## Data to process
START

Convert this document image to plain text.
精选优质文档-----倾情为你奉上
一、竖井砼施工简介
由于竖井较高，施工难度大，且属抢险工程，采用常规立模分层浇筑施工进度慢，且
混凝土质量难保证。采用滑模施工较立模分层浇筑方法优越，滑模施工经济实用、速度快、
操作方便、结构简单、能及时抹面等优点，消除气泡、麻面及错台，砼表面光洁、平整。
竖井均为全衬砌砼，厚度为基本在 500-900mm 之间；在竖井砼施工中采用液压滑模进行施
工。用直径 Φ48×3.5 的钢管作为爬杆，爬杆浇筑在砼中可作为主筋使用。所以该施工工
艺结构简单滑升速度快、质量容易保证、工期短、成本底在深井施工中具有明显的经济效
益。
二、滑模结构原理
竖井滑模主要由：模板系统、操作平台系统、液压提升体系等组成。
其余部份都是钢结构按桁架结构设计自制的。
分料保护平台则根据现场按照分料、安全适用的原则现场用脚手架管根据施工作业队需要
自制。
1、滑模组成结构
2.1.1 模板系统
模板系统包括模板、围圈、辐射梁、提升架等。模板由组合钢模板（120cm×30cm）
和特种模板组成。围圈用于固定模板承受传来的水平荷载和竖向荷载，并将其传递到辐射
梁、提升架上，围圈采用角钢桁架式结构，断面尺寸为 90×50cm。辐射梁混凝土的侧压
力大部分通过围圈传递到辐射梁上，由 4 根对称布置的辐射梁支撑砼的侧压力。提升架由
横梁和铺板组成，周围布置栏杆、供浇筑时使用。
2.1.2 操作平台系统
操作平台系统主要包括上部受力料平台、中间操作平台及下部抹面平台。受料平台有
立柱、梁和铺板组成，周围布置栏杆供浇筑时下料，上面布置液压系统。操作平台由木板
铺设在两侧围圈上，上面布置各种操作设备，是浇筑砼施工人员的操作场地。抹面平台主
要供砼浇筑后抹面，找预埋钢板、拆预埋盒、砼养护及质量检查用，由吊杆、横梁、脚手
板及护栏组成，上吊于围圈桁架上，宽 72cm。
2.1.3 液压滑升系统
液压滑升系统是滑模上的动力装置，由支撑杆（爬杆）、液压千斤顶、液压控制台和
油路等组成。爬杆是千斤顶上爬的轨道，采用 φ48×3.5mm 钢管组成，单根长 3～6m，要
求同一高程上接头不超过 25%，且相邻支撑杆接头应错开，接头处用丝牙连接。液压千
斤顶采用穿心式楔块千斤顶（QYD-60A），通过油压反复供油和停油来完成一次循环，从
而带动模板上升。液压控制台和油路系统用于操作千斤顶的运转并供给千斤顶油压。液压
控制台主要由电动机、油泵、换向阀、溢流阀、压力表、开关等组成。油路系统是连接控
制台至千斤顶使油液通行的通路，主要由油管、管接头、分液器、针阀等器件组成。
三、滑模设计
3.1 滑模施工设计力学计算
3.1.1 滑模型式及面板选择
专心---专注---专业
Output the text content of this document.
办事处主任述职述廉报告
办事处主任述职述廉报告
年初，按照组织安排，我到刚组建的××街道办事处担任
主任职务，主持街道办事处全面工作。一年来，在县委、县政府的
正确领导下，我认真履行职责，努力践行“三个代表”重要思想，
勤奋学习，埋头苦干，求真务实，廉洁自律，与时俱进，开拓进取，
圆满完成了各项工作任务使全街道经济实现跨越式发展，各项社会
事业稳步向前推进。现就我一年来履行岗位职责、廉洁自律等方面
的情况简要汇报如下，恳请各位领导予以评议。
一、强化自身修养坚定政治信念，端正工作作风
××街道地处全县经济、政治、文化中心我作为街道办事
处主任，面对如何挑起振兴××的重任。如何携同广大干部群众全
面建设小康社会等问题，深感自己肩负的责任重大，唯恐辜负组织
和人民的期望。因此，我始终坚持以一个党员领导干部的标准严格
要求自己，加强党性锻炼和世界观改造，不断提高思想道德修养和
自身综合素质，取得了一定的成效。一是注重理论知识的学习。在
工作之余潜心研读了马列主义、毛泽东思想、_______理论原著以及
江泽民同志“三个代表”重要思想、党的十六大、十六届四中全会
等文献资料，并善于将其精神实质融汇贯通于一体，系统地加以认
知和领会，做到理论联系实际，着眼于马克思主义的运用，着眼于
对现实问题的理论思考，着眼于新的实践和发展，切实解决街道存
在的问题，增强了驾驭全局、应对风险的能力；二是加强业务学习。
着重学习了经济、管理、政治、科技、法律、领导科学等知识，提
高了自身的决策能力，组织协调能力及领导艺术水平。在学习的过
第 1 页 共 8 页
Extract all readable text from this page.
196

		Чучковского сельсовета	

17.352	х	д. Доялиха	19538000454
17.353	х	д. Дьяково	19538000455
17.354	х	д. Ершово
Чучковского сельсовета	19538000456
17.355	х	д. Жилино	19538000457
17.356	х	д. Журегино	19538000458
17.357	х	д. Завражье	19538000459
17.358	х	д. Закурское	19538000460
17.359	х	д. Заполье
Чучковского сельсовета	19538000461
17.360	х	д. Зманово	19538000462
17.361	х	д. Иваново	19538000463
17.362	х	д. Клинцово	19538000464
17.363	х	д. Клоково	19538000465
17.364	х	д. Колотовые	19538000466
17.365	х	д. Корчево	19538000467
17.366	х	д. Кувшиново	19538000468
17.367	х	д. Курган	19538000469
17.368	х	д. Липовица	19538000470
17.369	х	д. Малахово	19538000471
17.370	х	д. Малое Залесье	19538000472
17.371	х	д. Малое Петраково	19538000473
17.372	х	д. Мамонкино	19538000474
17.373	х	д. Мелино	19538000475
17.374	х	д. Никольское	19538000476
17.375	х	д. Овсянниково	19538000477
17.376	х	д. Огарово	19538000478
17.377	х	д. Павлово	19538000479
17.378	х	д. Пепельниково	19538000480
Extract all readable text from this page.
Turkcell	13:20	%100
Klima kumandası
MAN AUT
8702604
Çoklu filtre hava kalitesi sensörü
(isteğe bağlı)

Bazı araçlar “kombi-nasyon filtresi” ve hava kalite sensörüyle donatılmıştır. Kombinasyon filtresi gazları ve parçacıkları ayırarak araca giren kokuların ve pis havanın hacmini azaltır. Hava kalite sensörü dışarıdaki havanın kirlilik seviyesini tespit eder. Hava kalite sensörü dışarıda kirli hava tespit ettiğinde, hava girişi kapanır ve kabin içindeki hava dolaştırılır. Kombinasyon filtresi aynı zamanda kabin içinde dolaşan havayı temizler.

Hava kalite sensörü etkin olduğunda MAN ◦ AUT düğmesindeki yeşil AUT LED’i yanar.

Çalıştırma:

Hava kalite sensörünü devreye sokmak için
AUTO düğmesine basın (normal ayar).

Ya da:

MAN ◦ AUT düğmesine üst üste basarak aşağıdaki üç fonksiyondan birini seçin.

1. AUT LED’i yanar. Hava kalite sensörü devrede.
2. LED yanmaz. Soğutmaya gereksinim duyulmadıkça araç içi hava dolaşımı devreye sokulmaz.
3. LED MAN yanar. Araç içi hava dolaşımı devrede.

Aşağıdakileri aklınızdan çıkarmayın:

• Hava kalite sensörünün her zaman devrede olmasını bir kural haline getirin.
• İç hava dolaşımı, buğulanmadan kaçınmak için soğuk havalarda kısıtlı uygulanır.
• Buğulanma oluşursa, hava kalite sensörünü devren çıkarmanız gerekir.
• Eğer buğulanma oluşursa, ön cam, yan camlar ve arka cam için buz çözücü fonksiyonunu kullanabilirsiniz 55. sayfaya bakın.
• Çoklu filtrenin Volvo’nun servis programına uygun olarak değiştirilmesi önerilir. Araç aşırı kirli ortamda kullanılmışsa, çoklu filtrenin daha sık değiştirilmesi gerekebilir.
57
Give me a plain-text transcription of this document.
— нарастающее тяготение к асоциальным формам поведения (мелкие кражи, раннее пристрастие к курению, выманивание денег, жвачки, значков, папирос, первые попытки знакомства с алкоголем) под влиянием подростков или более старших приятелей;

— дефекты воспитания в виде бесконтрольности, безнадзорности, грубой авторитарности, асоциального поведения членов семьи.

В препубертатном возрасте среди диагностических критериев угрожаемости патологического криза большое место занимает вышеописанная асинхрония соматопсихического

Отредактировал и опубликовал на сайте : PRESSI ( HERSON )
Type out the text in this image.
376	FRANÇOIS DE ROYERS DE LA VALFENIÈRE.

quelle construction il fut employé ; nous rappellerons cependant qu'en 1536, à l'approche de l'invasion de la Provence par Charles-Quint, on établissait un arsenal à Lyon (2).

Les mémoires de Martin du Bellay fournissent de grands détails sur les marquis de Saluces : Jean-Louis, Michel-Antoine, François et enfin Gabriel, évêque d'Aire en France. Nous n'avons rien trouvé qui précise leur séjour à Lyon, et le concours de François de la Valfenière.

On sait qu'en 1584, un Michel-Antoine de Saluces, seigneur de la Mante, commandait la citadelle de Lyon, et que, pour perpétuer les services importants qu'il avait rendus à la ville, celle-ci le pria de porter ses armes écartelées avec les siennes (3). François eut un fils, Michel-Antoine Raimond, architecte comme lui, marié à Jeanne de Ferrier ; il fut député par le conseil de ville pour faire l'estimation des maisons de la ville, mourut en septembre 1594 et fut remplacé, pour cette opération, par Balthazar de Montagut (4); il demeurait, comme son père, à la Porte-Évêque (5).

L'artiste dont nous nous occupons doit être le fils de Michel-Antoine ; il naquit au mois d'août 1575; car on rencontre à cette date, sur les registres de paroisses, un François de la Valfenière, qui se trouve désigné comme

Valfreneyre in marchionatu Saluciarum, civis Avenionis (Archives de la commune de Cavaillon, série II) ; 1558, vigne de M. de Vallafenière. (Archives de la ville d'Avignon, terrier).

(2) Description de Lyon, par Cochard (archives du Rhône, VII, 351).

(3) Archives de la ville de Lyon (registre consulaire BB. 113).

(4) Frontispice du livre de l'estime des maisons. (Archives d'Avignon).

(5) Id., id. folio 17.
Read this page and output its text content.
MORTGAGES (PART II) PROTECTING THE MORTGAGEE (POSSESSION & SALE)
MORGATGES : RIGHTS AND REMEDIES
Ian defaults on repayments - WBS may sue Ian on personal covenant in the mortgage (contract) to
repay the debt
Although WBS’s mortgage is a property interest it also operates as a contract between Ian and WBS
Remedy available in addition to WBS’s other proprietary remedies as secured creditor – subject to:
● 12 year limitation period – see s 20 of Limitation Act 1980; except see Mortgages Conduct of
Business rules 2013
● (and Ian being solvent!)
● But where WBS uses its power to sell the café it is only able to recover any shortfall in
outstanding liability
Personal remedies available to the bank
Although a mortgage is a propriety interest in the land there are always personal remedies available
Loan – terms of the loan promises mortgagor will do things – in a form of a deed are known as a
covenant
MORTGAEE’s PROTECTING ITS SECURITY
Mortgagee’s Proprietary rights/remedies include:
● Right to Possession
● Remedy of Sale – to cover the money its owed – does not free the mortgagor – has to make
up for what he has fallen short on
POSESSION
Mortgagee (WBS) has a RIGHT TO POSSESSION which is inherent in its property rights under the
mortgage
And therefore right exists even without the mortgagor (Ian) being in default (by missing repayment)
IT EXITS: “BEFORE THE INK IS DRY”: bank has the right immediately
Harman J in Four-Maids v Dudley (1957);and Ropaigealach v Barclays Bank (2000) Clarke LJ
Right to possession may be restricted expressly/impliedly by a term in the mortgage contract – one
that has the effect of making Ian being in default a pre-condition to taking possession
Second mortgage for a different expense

END

## Directions
Show every line where the string "düğmesine" appears.

## Solved problem
AUTO düğmesine basın (normal ayar).
MAN ◦ AUT düğmesine üst üste basarak aşağıdaki üç fonksiyondan birini seçin.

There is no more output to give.